■ What to do
For the listing below, give the count of lines containing the string "that" and nothing else.
———
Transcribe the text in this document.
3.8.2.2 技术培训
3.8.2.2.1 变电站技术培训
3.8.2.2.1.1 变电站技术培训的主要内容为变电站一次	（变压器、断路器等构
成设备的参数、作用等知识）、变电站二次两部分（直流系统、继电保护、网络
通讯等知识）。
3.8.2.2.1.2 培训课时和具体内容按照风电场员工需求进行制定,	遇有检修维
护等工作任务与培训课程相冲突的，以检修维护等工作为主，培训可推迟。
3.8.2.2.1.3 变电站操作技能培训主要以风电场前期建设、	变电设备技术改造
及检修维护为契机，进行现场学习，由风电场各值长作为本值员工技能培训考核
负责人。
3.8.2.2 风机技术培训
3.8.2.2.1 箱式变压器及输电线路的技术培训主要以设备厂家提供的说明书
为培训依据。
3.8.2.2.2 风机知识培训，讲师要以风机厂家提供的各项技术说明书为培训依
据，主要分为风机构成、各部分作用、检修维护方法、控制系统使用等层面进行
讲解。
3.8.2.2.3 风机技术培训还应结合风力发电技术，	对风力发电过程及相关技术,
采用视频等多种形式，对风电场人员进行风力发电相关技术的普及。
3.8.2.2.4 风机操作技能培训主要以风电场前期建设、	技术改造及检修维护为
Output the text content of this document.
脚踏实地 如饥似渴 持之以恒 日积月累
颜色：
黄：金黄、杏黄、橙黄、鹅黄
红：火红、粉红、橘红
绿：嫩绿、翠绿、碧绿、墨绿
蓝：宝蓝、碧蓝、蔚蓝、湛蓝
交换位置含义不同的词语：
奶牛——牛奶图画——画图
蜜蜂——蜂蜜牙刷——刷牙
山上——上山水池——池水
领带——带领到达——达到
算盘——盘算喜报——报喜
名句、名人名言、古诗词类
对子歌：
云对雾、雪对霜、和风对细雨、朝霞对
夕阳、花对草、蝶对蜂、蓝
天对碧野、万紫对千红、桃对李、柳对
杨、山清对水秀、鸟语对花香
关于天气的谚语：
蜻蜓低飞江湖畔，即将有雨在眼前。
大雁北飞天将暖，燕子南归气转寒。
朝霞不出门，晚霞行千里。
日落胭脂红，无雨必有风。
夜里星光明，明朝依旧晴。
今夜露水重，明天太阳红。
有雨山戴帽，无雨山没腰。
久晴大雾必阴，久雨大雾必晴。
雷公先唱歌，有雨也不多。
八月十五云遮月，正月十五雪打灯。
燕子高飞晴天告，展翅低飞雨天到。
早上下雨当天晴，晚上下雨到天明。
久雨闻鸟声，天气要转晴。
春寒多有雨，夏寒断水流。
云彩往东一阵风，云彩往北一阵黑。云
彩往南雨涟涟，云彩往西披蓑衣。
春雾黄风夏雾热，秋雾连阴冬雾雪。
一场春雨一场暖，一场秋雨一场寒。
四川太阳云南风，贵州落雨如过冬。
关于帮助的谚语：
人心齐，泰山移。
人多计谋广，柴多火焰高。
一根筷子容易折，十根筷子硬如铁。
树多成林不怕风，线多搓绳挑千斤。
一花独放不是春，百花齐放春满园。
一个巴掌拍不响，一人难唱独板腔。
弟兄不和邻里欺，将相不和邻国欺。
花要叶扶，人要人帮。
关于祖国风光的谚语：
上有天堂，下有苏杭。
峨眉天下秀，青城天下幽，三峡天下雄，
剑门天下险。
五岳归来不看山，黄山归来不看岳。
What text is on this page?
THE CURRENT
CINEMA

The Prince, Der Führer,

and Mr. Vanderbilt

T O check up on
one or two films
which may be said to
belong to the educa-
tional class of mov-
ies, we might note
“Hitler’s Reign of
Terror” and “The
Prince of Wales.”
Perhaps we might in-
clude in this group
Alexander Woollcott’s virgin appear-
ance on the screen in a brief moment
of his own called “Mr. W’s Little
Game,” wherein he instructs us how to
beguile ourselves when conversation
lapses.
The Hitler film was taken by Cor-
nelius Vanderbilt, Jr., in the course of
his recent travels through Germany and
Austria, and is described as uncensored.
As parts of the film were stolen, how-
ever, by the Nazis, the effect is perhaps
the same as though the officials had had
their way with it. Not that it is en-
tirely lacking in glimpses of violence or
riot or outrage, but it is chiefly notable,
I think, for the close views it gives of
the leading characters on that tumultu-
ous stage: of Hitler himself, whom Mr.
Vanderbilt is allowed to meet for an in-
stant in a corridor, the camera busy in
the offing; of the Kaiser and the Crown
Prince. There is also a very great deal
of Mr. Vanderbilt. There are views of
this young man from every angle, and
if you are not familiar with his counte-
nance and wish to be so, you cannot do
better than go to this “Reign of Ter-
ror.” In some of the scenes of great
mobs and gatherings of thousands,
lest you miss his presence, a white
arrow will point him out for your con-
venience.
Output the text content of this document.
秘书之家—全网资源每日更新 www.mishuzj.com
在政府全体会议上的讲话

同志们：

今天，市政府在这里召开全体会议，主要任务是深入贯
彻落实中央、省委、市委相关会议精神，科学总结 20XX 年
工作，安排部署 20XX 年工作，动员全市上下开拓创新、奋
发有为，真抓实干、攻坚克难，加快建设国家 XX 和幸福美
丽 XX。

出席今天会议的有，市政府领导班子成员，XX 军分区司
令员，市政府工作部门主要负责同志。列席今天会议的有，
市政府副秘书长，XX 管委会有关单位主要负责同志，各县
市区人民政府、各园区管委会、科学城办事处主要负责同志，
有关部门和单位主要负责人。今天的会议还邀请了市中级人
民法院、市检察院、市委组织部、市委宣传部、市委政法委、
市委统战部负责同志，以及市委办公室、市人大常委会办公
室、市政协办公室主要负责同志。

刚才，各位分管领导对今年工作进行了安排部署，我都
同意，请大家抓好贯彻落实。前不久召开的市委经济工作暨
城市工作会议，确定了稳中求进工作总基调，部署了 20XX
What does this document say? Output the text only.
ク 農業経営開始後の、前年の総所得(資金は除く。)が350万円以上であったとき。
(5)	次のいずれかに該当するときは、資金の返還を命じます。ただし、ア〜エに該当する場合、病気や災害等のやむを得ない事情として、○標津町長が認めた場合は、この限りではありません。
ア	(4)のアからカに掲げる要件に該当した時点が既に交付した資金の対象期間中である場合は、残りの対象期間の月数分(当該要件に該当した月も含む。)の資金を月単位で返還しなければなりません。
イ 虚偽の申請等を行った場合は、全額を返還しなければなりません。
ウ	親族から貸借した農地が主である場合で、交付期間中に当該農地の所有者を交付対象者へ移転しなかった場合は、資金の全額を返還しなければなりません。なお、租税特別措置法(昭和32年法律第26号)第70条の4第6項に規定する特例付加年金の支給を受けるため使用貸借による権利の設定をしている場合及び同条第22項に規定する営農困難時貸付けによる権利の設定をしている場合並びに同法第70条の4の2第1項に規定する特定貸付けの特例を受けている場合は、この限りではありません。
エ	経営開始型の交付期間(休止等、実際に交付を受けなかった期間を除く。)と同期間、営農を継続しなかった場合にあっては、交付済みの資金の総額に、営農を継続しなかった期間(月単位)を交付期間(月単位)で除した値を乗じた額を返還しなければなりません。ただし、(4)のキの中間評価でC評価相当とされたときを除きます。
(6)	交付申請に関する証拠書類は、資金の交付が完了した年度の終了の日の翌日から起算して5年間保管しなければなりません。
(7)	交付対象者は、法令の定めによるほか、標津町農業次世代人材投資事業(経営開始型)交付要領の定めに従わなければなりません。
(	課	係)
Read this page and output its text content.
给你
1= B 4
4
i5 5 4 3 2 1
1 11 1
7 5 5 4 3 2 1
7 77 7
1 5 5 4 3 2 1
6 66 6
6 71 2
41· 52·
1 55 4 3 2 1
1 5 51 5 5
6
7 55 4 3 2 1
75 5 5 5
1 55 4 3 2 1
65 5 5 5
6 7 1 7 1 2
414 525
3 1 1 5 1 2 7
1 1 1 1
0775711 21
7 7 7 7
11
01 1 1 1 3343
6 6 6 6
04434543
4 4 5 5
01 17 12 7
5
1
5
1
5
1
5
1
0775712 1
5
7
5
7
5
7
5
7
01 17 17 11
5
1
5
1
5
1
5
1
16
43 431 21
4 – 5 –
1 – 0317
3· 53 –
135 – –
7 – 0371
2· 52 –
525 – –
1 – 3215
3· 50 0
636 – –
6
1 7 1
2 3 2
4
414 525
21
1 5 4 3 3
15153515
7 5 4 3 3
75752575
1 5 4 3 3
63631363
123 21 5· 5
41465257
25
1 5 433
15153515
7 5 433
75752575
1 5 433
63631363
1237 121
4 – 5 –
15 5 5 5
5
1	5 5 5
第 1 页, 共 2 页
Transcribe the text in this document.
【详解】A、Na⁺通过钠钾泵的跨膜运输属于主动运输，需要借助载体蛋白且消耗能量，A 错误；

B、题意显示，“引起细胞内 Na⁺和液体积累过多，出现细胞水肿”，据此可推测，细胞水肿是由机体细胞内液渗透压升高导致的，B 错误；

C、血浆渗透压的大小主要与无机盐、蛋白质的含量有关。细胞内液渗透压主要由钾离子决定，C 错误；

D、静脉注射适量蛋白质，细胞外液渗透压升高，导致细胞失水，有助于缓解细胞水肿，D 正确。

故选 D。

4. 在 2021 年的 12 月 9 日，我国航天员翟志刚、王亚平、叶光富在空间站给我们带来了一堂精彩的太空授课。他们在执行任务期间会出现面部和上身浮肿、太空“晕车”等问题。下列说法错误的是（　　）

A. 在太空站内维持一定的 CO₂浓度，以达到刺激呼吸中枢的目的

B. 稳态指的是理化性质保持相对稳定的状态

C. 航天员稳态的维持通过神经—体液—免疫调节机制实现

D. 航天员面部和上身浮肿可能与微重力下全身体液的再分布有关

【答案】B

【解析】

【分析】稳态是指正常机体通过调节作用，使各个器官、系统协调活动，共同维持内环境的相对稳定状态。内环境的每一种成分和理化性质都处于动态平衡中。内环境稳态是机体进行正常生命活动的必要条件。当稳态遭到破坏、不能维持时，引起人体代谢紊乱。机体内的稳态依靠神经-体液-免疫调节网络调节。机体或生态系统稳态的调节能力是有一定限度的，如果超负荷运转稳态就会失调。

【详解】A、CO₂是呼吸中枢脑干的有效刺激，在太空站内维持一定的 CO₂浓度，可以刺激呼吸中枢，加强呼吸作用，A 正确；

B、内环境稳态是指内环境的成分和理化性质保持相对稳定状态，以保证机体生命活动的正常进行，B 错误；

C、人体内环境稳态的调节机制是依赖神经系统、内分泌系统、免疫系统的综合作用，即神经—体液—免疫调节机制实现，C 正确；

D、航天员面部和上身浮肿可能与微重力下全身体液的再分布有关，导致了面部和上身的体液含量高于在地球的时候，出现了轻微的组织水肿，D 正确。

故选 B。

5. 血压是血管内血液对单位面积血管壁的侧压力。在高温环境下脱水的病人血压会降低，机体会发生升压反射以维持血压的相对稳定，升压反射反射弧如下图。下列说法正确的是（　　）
———
■ Solution for this exercise
2